• [THE PROBLEM] Copy the full set of lines exactly as given.

BEGIN DATA SUPPLIED

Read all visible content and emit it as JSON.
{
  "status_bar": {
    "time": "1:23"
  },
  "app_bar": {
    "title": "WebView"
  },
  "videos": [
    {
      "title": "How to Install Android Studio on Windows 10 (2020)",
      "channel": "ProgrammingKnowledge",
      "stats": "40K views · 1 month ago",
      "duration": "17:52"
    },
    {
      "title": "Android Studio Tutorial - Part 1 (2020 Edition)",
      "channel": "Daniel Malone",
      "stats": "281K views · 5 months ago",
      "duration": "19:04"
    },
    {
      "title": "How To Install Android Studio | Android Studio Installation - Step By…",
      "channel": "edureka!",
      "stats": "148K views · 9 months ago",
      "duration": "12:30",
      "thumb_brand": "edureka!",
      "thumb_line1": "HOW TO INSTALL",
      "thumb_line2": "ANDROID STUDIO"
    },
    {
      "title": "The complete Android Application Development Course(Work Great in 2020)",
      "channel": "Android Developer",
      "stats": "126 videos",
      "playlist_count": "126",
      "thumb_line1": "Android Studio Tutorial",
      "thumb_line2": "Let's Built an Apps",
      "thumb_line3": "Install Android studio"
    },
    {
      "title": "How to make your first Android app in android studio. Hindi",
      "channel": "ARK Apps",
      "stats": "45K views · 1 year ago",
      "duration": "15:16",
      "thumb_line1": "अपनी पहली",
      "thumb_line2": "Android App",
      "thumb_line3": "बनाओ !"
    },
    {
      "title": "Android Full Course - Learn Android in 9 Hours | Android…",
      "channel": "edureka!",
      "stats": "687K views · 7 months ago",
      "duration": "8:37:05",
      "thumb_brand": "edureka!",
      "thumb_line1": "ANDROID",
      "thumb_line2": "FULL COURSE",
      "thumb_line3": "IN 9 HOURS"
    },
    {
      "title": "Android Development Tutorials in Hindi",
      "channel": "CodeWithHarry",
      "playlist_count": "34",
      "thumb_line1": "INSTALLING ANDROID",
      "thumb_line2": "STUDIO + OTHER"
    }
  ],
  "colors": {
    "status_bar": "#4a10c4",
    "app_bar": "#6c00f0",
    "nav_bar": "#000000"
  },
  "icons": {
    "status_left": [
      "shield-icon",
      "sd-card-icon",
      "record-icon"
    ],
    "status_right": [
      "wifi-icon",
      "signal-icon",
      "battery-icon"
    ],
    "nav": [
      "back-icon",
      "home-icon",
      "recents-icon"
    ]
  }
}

END DATA SUPPLIED

• [RESPONSE TO THE EXERCISE]
Read all visible content and emit it as JSON.
{
  "status_bar": {
    "time": "1:23"
  },
  "app_bar": {
    "title": "WebView"
  },
  "videos": [
    {
      "title": "How to Install Android Studio on Windows 10 (2020)",
      "channel": "ProgrammingKnowledge",
      "stats": "40K views · 1 month ago",
      "duration": "17:52"
    },
    {
      "title": "Android Studio Tutorial - Part 1 (2020 Edition)",
      "channel": "Daniel Malone",
      "stats": "281K views · 5 months ago",
      "duration": "19:04"
    },
    {
      "title": "How To Install Android Studio | Android Studio Installation - Step By…",
      "channel": "edureka!",
      "stats": "148K views · 9 months ago",
      "duration": "12:30",
      "thumb_brand": "edureka!",
      "thumb_line1": "HOW TO INSTALL",
      "thumb_line2": "ANDROID STUDIO"
    },
    {
      "title": "The complete Android Application Development Course(Work Great in 2020)",
      "channel": "Android Developer",
      "stats": "126 videos",
      "playlist_count": "126",
      "thumb_line1": "Android Studio Tutorial",
      "thumb_line2": "Let's Built an Apps",
      "thumb_line3": "Install Android studio"
    },
    {
      "title": "How to make your first Android app in android studio. Hindi",
      "channel": "ARK Apps",
      "stats": "45K views · 1 year ago",
      "duration": "15:16",
      "thumb_line1": "अपनी पहली",
      "thumb_line2": "Android App",
      "thumb_line3": "बनाओ !"
    },
    {
      "title": "Android Full Course - Learn Android in 9 Hours | Android…",
      "channel": "edureka!",
      "stats": "687K views · 7 months ago",
      "duration": "8:37:05",
      "thumb_brand": "edureka!",
      "thumb_line1": "ANDROID",
      "thumb_line2": "FULL COURSE",
      "thumb_line3": "IN 9 HOURS"
    },
    {
      "title": "Android Development Tutorials in Hindi",
      "channel": "CodeWithHarry",
      "playlist_count": "34",
      "thumb_line1": "INSTALLING ANDROID",
      "thumb_line2": "STUDIO + OTHER"
    }
  ],
  "colors": {
    "status_bar": "#4a10c4",
    "app_bar": "#6c00f0",
    "nav_bar": "#000000"
  },
  "icons": {
    "status_left": [
      "shield-icon",
      "sd-card-icon",
      "record-icon"
    ],
    "status_right": [
      "wifi-icon",
      "signal-icon",
      "battery-icon"
    ],
    "nav": [
      "back-icon",
      "home-icon",
      "recents-icon"
    ]
  }
}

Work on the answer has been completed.